#### What is asked
Search the records for the word "Investitionen" and report each line that has it.

— Start of Exercise material —

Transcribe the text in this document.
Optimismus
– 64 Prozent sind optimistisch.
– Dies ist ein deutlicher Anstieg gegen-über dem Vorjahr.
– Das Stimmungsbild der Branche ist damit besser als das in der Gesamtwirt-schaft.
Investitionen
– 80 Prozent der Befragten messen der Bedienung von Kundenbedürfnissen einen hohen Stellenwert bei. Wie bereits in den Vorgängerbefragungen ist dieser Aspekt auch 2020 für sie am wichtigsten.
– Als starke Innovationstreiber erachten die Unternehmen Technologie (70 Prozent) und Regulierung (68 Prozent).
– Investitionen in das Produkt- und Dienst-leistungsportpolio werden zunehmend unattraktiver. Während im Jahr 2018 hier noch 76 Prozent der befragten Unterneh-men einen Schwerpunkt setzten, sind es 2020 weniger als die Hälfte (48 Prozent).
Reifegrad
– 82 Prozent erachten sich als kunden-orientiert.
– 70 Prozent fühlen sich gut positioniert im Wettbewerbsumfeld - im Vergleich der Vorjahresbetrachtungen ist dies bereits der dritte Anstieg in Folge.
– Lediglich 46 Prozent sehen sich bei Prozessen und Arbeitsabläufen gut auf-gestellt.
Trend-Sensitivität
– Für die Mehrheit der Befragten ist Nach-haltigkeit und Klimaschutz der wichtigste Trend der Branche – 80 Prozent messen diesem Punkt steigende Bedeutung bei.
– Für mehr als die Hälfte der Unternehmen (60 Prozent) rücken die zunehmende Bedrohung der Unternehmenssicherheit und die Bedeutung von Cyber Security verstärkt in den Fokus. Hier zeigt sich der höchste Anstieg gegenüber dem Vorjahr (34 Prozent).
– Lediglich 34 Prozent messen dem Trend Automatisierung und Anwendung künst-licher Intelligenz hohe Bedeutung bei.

— End of Exercise material —

#### Reply to the task
Investitionen
– Investitionen in das Produkt- und Dienst-leistungsportpolio werden zunehmend unattraktiver. Während im Jahr 2018 hier noch 76 Prozent der befragten Unterneh-men einen Schwerpunkt setzten, sind es 2020 weniger als die Hälfte (48 Prozent).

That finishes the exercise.